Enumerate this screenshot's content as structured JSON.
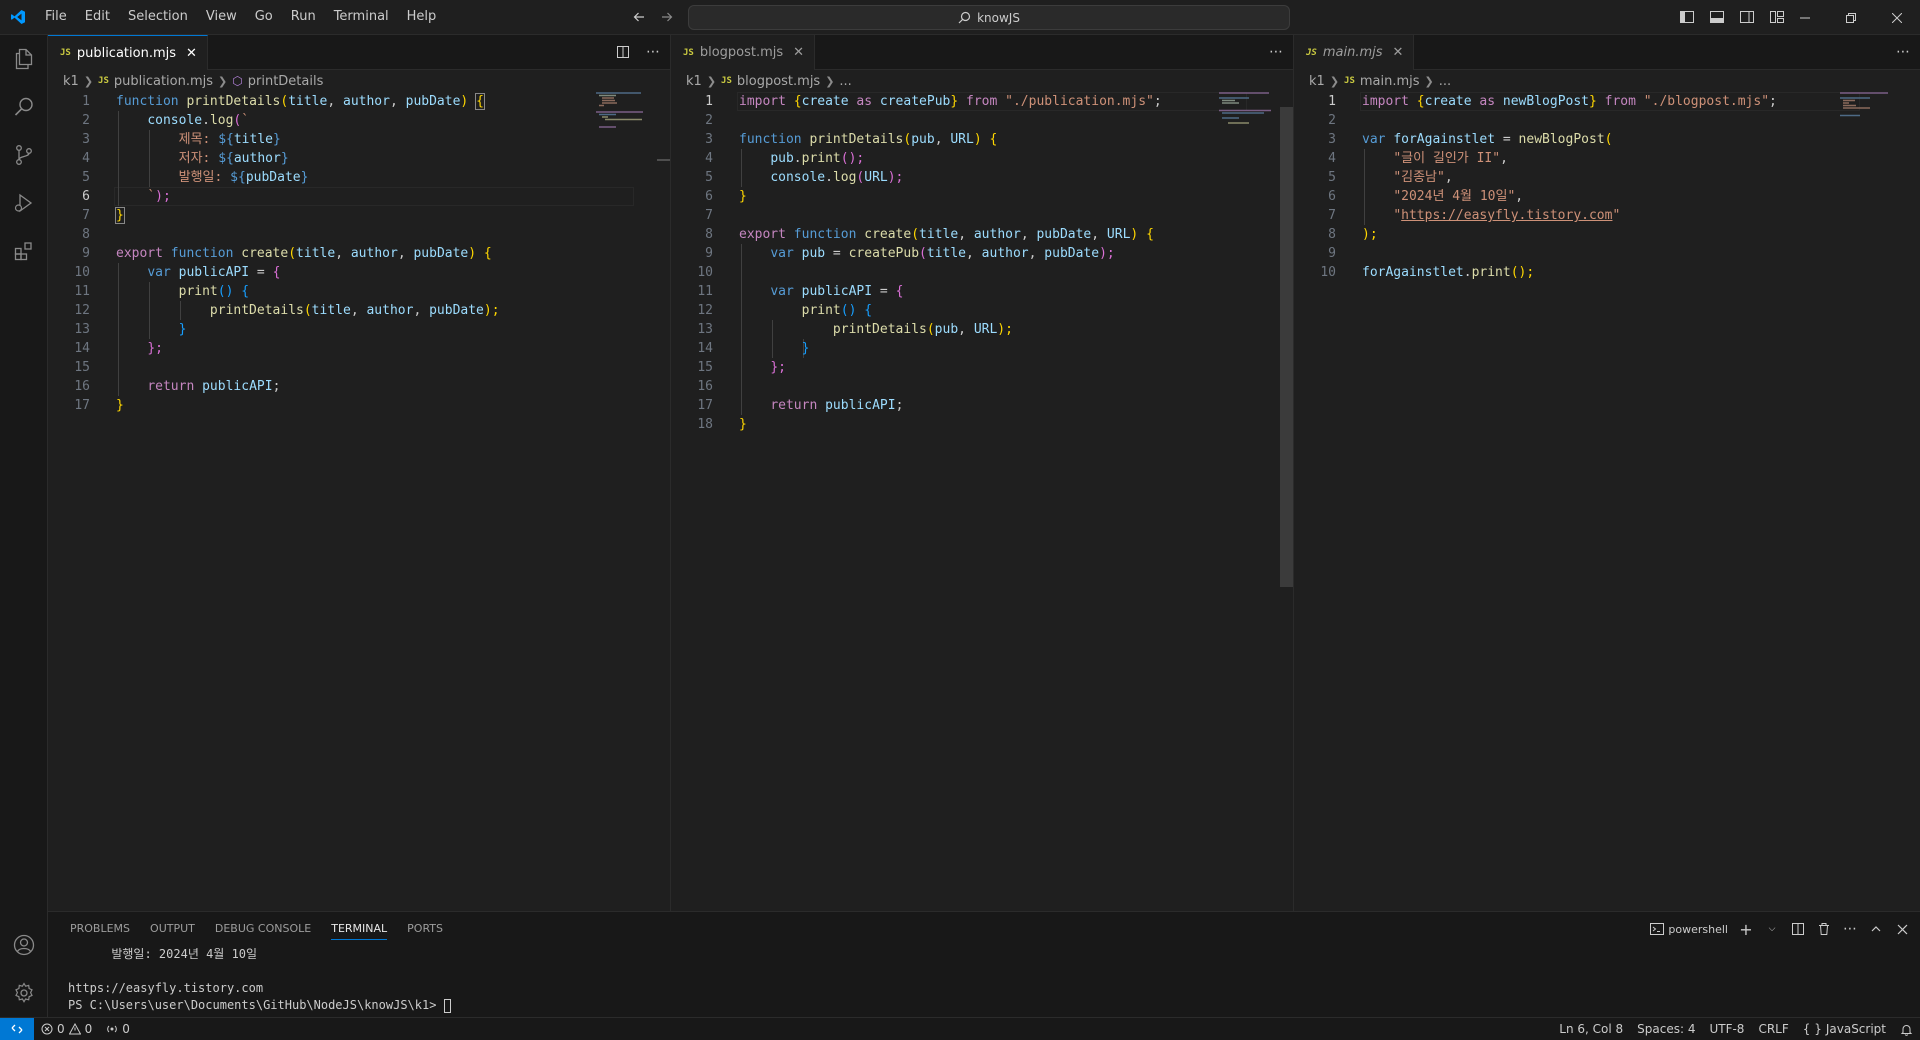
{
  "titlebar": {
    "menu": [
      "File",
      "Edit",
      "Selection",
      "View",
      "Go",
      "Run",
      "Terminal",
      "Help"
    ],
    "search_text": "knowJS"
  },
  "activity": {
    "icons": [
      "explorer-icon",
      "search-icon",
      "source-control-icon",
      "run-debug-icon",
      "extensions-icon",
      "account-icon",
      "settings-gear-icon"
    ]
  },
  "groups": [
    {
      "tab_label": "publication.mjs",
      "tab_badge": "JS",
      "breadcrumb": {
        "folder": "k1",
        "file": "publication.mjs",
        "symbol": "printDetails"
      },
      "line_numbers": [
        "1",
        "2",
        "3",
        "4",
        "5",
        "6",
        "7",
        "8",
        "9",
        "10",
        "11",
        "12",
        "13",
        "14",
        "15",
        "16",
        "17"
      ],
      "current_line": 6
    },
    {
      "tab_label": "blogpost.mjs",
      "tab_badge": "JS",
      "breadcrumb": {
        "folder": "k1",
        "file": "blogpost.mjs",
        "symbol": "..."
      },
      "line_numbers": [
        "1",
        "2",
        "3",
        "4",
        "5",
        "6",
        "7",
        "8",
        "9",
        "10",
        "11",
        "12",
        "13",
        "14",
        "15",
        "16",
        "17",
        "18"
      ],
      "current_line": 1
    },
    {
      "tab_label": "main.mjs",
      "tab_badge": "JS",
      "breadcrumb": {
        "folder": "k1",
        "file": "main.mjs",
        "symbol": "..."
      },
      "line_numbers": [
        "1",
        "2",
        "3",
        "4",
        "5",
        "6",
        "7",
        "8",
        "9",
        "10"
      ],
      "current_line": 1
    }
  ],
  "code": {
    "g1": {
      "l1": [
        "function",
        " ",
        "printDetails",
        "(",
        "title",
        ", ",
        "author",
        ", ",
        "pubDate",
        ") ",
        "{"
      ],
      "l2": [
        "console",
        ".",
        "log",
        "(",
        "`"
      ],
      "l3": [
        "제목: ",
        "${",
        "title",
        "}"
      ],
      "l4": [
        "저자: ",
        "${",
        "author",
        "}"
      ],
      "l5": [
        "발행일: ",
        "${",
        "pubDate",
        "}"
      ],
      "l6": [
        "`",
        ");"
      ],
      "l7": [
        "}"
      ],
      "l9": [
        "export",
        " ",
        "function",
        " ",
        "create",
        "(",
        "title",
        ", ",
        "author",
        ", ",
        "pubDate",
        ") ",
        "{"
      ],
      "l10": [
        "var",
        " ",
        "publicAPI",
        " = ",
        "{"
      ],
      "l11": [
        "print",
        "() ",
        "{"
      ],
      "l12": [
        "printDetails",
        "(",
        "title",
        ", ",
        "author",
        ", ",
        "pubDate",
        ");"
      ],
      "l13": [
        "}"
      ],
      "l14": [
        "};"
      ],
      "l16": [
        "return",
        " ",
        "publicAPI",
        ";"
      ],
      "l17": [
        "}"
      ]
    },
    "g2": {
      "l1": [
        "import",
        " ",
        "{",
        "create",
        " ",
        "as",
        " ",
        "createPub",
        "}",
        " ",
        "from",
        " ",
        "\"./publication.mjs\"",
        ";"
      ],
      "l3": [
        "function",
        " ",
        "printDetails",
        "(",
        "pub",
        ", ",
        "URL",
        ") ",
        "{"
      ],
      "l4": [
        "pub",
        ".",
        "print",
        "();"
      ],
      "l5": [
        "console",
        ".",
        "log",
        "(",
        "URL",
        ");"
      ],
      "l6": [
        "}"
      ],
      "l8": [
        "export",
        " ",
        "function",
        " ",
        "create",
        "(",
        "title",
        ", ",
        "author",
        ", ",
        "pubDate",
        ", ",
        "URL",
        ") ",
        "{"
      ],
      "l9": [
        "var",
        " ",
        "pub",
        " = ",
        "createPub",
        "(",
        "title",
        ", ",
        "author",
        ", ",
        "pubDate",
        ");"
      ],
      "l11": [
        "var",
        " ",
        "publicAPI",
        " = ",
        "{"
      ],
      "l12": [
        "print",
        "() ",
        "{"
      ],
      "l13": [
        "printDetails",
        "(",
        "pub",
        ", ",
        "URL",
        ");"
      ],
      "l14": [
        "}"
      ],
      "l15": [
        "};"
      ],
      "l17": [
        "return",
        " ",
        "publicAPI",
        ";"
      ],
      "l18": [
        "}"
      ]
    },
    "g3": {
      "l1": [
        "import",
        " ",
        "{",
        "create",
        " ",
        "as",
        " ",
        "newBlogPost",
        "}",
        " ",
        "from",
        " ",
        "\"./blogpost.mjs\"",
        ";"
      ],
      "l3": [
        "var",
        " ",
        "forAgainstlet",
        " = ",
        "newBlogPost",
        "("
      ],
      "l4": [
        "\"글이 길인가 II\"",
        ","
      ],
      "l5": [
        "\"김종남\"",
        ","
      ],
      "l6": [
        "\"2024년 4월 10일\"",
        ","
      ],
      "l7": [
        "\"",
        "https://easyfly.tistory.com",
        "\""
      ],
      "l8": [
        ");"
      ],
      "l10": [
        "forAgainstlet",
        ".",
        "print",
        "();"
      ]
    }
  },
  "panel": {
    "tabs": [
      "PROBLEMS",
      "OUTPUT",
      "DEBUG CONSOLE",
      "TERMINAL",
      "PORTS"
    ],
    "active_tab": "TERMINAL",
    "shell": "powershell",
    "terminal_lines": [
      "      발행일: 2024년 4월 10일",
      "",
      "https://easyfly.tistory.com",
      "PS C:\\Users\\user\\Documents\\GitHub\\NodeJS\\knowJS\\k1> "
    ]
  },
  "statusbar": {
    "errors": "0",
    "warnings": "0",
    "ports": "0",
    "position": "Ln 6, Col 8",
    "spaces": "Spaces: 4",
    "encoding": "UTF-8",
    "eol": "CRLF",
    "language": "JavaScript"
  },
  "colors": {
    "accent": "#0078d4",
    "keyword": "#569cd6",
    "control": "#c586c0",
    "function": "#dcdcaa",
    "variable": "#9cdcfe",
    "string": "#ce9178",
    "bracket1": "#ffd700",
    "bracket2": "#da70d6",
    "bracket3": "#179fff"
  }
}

__Given exercise__
Select and copy every line from the records that includes the word "tistory".

__Exercise answer__
        "https://easyfly.tistory.com",
      "https://easyfly.tistory.com",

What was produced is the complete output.